▶ Written task
Which lines below hold the word "danger"? Report each one.

## Begin Raw records

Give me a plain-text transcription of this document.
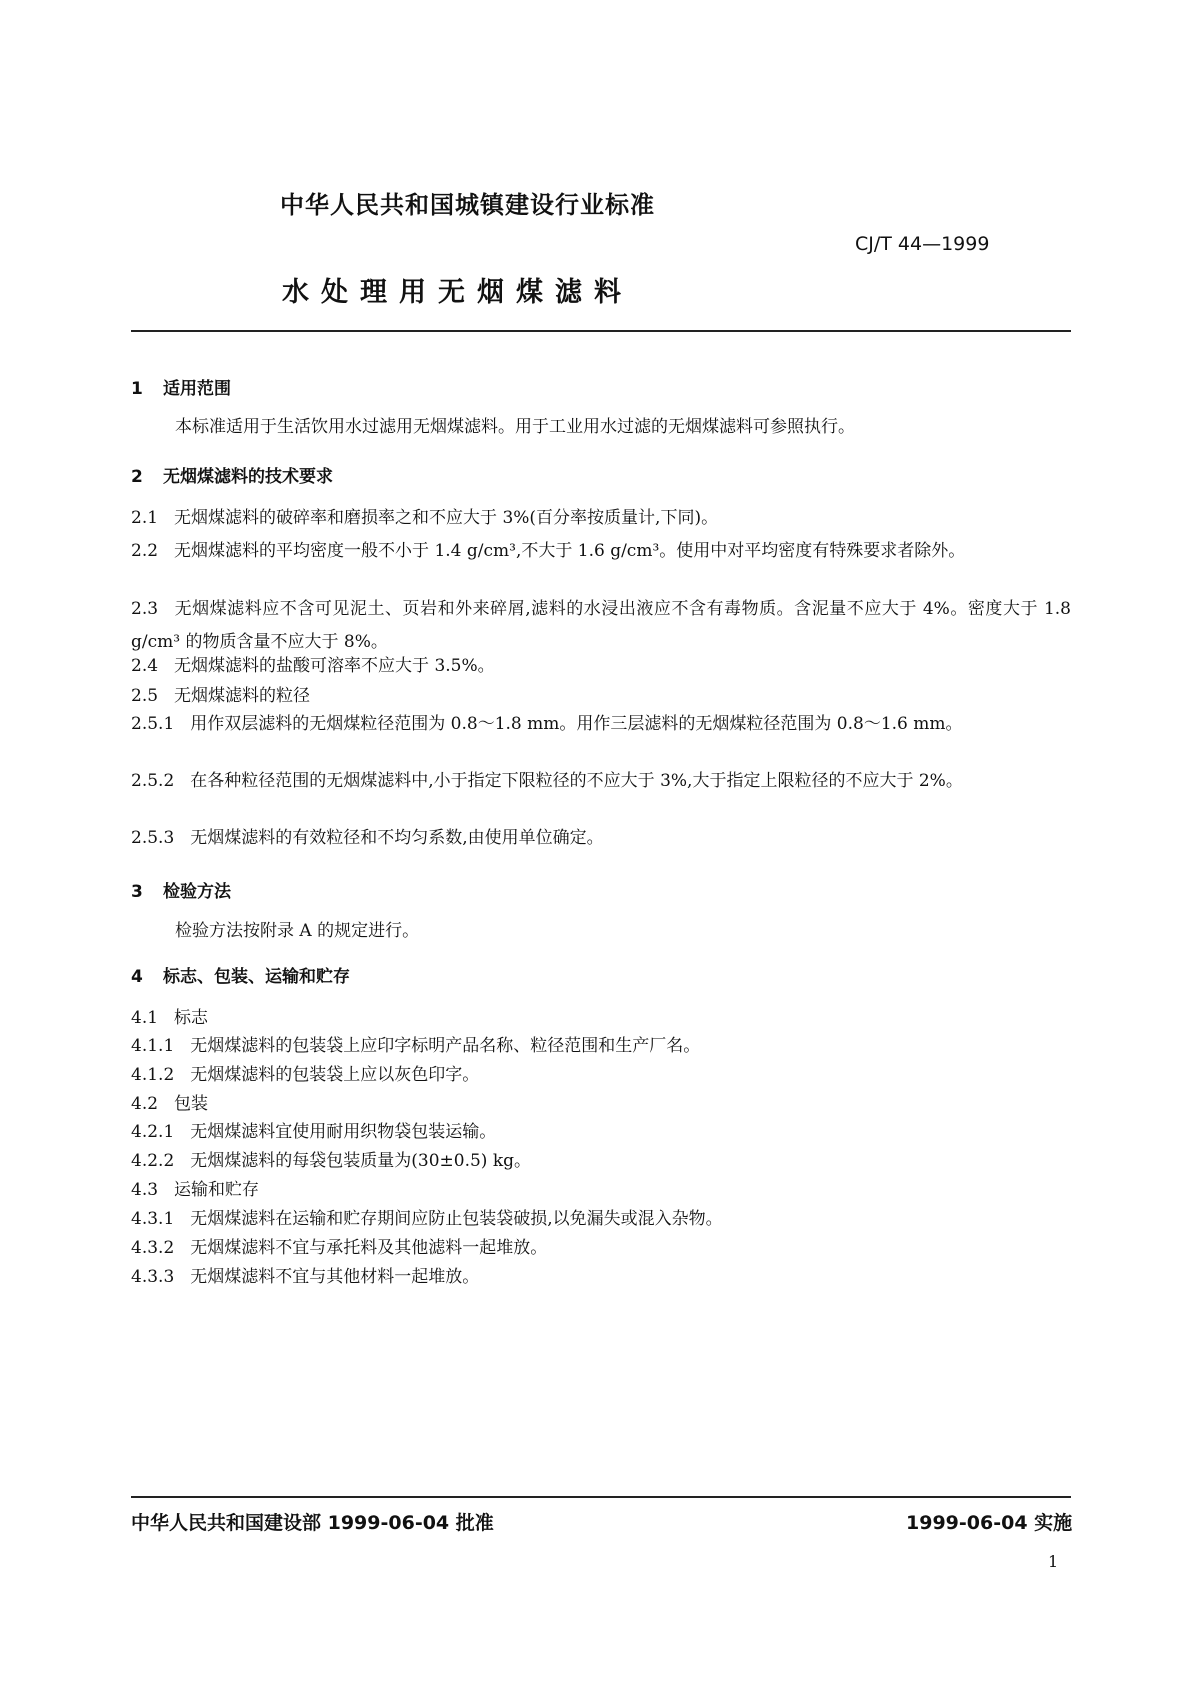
中华人民共和国城镇建设行业标准
CJ/T 44—1999
水处理用无烟煤滤料
1 适用范围
本标准适用于生活饮用水过滤用无烟煤滤料。用于工业用水过滤的无烟煤滤料可参照执行。
2 无烟煤滤料的技术要求
2.1 无烟煤滤料的破碎率和磨损率之和不应大于 3%(百分率按质量计,下同)。
2.2 无烟煤滤料的平均密度一般不小于 1.4 g/cm³,不大于 1.6 g/cm³。使用中对平均密度有特殊要求者除外。
2.3 无烟煤滤料应不含可见泥土、页岩和外来碎屑,滤料的水浸出液应不含有毒物质。含泥量不应大于 4%。密度大于 1.8 g/cm³ 的物质含量不应大于 8%。
2.4 无烟煤滤料的盐酸可溶率不应大于 3.5%。
2.5 无烟煤滤料的粒径
2.5.1 用作双层滤料的无烟煤粒径范围为 0.8～1.8 mm。用作三层滤料的无烟煤粒径范围为 0.8～1.6 mm。
2.5.2 在各种粒径范围的无烟煤滤料中,小于指定下限粒径的不应大于 3%,大于指定上限粒径的不应大于 2%。
2.5.3 无烟煤滤料的有效粒径和不均匀系数,由使用单位确定。
3 检验方法
检验方法按附录 A 的规定进行。
4 标志、包装、运输和贮存
4.1 标志
4.1.1 无烟煤滤料的包装袋上应印字标明产品名称、粒径范围和生产厂名。
4.1.2 无烟煤滤料的包装袋上应以灰色印字。
4.2 包装
4.2.1 无烟煤滤料宜使用耐用织物袋包装运输。
4.2.2 无烟煤滤料的每袋包装质量为(30±0.5) kg。
4.3 运输和贮存
4.3.1 无烟煤滤料在运输和贮存期间应防止包装袋破损,以免漏失或混入杂物。
4.3.2 无烟煤滤料不宜与承托料及其他滤料一起堆放。
4.3.3 无烟煤滤料不宜与其他材料一起堆放。
中华人民共和国建设部 1999-06-04 批准	1999-06-04 实施
1
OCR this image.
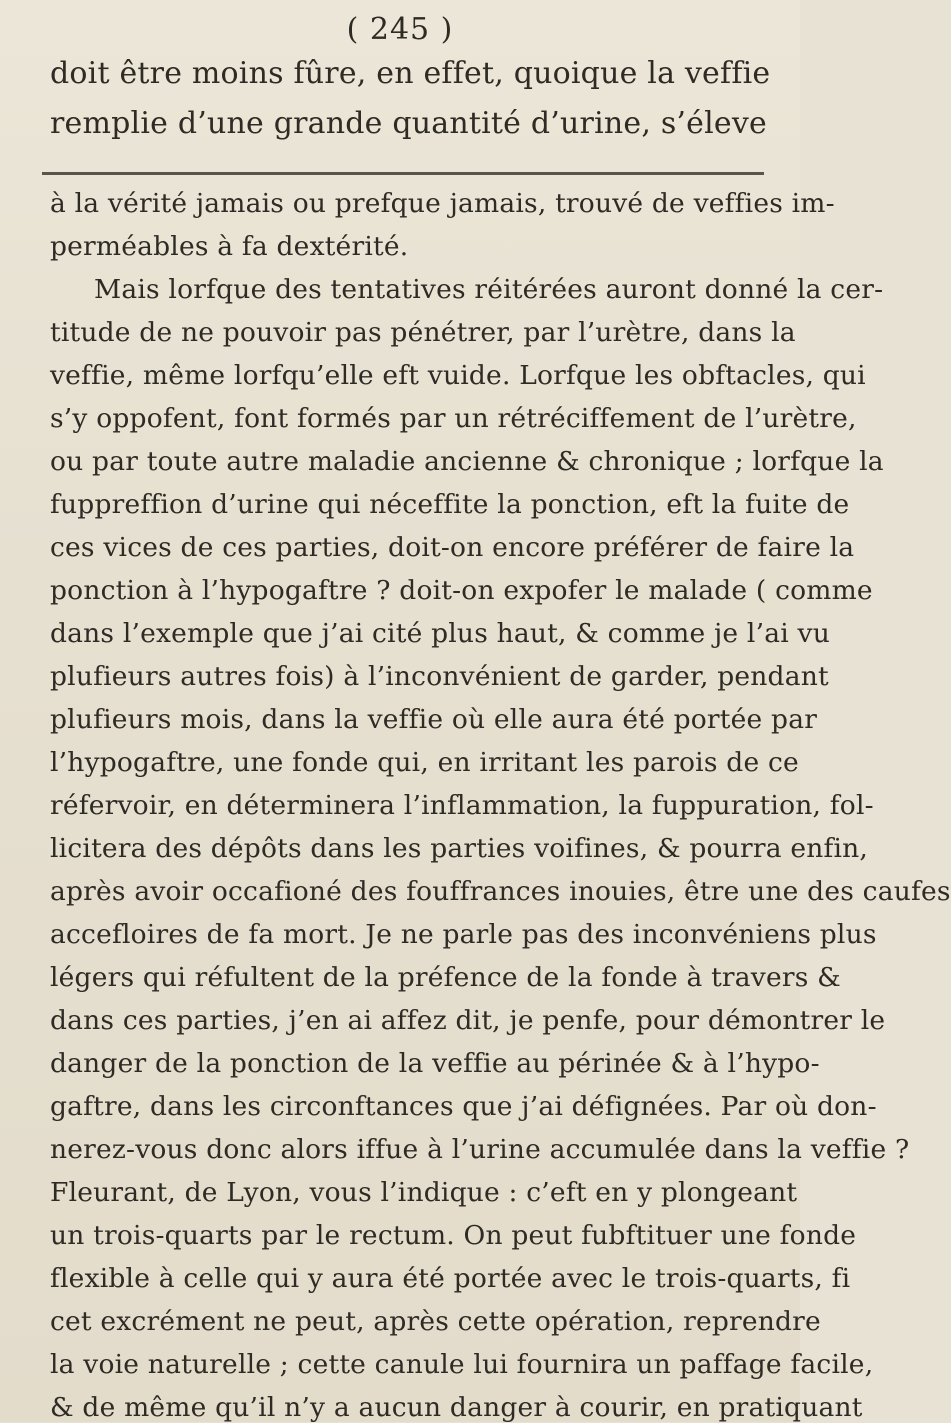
( 245 )
doit être moins fûre, en effet, quoique la veffie
remplie d’une grande quantité d’urine, s’éleve
à la vérité jamais ou prefque jamais, trouvé de veffies im-
perméables à fa dextérité.
Mais lorfque des tentatives réitérées auront donné la cer-
titude de ne pouvoir pas pénétrer, par l’urètre, dans la
veffie, même lorfqu’elle eft vuide. Lorfque les obftacles, qui
s’y oppofent, font formés par un rétréciffement de l’urètre,
ou par toute autre maladie ancienne & chronique ; lorfque la
fuppreffion d’urine qui néceffite la ponction, eft la fuite de
ces vices de ces parties, doit-on encore préférer de faire la
ponction à l’hypogaftre ? doit-on expofer le malade ( comme
dans l’exemple que j’ai cité plus haut, & comme je l’ai vu
plufieurs autres fois) à l’inconvénient de garder, pendant
plufieurs mois, dans la veffie où elle aura été portée par
l’hypogaftre, une fonde qui, en irritant les parois de ce
réfervoir, en déterminera l’inflammation, la fuppuration, fol-
licitera des dépôts dans les parties voifines, & pourra enfin,
après avoir occafioné des fouffrances inouies, être une des caufes
accefloires de fa mort. Je ne parle pas des inconvéniens plus
légers qui réfultent de la préfence de la fonde à travers &
dans ces parties, j’en ai affez dit, je penfe, pour démontrer le
danger de la ponction de la veffie au périnée & à l’hypo-
gaftre, dans les circonftances que j’ai défignées. Par où don-
nerez-vous donc alors iffue à l’urine accumulée dans la veffie ?
Fleurant, de Lyon, vous l’indique : c’eft en y plongeant
un trois-quarts par le rectum. On peut fubftituer une fonde
flexible à celle qui y aura été portée avec le trois-quarts, fi
cet excrément ne peut, après cette opération, reprendre
la voie naturelle ; cette canule lui fournira un paffage facile,
& de même qu’il n’y a aucun danger à courir, en pratiquant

## End Raw records

▶ Written answer
danger de la ponction de la veffie au périnée & à l’hypo-
& de même qu’il n’y a aucun danger à courir, en pratiquant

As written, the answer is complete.